▶ _THE PROBLEM_:
In the material below, find every line with "Children" and pull it out.

Records from a data source:
*-*-*

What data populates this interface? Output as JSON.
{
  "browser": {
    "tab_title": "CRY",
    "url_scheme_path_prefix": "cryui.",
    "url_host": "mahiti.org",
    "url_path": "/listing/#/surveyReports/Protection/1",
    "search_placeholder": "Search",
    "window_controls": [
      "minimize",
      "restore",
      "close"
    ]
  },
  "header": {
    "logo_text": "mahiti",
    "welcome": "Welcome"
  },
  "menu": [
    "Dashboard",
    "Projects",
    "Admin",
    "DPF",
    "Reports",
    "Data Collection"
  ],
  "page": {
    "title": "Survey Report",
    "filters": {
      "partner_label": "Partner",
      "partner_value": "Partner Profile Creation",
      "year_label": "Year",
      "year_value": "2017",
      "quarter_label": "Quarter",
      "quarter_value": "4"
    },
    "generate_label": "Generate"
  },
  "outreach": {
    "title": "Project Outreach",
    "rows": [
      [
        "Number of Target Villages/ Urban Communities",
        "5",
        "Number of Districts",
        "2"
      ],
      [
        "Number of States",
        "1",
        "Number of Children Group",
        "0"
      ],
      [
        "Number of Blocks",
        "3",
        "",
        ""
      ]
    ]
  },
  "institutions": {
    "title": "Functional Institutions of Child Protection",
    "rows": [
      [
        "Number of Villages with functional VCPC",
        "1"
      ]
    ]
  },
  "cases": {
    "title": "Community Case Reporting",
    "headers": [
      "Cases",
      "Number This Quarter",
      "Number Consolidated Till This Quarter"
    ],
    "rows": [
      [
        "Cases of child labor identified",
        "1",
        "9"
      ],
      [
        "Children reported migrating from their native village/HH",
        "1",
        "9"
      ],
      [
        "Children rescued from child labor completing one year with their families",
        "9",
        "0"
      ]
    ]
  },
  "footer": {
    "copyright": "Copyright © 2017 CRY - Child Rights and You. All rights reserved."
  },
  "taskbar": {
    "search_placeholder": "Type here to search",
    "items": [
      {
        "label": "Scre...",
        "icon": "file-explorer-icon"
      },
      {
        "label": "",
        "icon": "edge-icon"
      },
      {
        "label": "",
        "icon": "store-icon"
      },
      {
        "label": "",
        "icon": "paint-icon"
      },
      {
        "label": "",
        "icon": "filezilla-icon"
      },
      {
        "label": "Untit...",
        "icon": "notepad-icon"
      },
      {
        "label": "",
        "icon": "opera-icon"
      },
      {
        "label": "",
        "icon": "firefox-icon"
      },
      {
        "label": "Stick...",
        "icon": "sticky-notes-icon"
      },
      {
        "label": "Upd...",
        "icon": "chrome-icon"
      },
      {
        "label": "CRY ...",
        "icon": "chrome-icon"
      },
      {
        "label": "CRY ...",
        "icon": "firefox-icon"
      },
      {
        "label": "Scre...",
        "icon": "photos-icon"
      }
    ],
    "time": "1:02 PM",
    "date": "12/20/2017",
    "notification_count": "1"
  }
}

*-*-*

▶ _RESPONSE TO THE TASK_:
        "Number of Children Group",
        "Children reported migrating from their native village/HH",
        "Children rescued from child labor completing one year with their families",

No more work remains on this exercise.